In the listing that follows, count every line with the word "JSON" in it and write only the total.

-------- DATASET ENTRIES

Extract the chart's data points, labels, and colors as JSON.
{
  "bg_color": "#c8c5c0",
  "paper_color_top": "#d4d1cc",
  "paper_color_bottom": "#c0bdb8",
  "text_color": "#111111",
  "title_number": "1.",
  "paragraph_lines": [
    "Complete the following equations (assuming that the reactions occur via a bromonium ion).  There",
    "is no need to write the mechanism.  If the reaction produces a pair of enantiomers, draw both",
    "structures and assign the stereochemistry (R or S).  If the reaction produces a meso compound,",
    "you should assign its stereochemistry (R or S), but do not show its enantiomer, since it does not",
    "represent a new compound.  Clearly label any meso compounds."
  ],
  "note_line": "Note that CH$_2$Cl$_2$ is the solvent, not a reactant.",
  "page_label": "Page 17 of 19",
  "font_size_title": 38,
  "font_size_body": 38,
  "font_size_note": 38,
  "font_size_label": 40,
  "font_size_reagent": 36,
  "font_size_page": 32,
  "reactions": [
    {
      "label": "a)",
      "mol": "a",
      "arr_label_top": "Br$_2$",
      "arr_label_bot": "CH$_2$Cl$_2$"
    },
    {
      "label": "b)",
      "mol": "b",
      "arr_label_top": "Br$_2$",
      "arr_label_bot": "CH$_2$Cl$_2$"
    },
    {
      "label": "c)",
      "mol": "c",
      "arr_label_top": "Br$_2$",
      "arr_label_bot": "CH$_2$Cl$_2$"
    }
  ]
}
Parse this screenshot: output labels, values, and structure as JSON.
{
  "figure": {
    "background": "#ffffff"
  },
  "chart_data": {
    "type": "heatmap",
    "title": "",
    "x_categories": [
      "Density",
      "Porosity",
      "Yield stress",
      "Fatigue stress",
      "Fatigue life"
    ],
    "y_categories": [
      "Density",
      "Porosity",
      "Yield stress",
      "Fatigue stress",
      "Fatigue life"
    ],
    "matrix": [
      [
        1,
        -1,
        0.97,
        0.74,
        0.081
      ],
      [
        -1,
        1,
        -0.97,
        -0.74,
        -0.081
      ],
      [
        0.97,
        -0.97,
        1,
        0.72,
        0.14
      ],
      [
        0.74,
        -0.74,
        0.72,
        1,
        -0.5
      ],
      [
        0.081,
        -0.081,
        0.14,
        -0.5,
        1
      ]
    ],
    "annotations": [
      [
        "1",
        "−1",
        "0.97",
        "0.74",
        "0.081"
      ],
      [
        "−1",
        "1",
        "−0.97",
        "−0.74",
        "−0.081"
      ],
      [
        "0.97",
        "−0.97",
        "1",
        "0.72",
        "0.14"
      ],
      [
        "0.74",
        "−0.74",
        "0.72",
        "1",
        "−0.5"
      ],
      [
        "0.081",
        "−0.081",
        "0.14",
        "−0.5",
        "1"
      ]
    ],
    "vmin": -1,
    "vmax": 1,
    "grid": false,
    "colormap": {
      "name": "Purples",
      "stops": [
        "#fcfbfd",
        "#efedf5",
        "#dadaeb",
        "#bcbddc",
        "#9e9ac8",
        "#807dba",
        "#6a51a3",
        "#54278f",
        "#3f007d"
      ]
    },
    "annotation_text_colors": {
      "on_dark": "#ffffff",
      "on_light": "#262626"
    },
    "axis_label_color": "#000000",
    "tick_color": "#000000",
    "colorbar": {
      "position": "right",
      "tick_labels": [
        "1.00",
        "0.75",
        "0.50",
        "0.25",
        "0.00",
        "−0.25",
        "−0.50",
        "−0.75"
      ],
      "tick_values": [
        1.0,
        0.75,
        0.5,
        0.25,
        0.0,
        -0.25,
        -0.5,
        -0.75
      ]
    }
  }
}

----------------

## [RESPONSE BELOW]
2